• Directions for this task
Images are excluded; otherwise, output every record exactly.

• Available records
==================================================

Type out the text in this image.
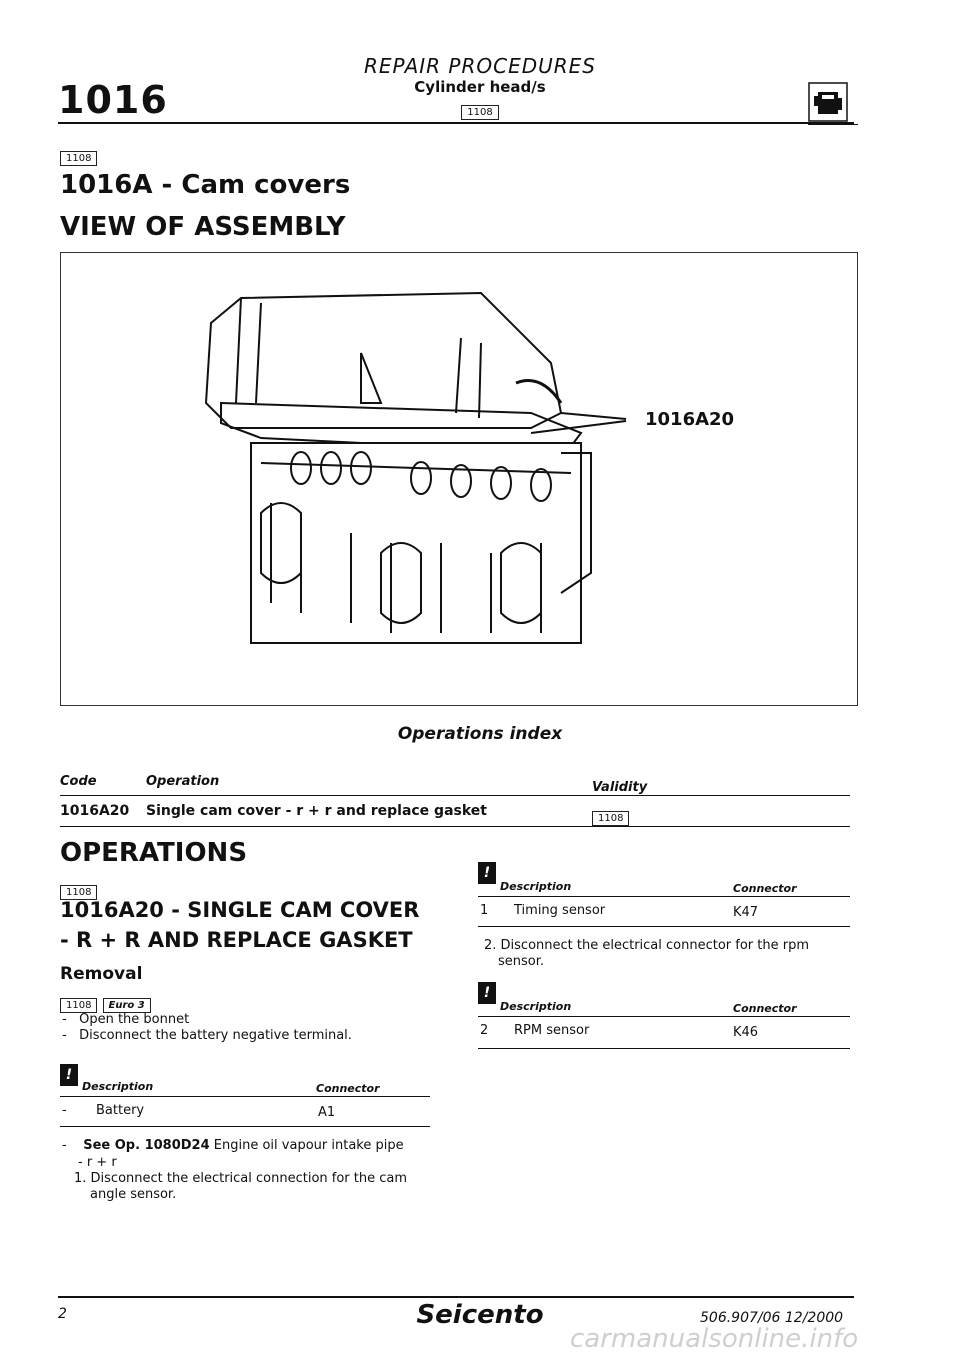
1016
REPAIR PROCEDURES
Cylinder head/s
1108
1108
1016A - Cam covers
VIEW OF ASSEMBLY
1016A20
Operations index
Code	Operation	Validity
1016A20 Single cam cover - r + r and replace gasket	1108
OPERATIONS
1108
1016A20 - SINGLE CAM COVER
- R + R AND REPLACE GASKET
Removal
1108 Euro 3
-   Open the bonnet
-   Disconnect the battery negative terminal.
!
Description	Connector
- Battery	A1
- See Op. 1080D24 Engine oil vapour intake pipe
- r + r
1. Disconnect the electrical connection for the cam
angle sensor.
!
Description	Connector
1 Timing sensor	K47
2. Disconnect the electrical connector for the rpm
sensor.
!
Description	Connector
2 RPM sensor	K46
2	Seicento	506.907/06 12/2000
carmanualsonline.info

==================================================

• Right answer
Type out the text in this image.
1016
REPAIR PROCEDURES
Cylinder head/s
1108
1108
1016A - Cam covers
VIEW OF ASSEMBLY
1016A20
Operations index
Code	Operation	Validity
1016A20 Single cam cover - r + r and replace gasket	1108
OPERATIONS
1108
1016A20 - SINGLE CAM COVER
- R + R AND REPLACE GASKET
Removal
1108 Euro 3
-   Open the bonnet
-   Disconnect the battery negative terminal.
!
Description	Connector
- Battery	A1
- See Op. 1080D24 Engine oil vapour intake pipe
- r + r
1. Disconnect the electrical connection for the cam
angle sensor.
!
Description	Connector
1 Timing sensor	K47
2. Disconnect the electrical connector for the rpm
sensor.
!
Description	Connector
2 RPM sensor	K46
2	Seicento	506.907/06 12/2000
carmanualsonline.info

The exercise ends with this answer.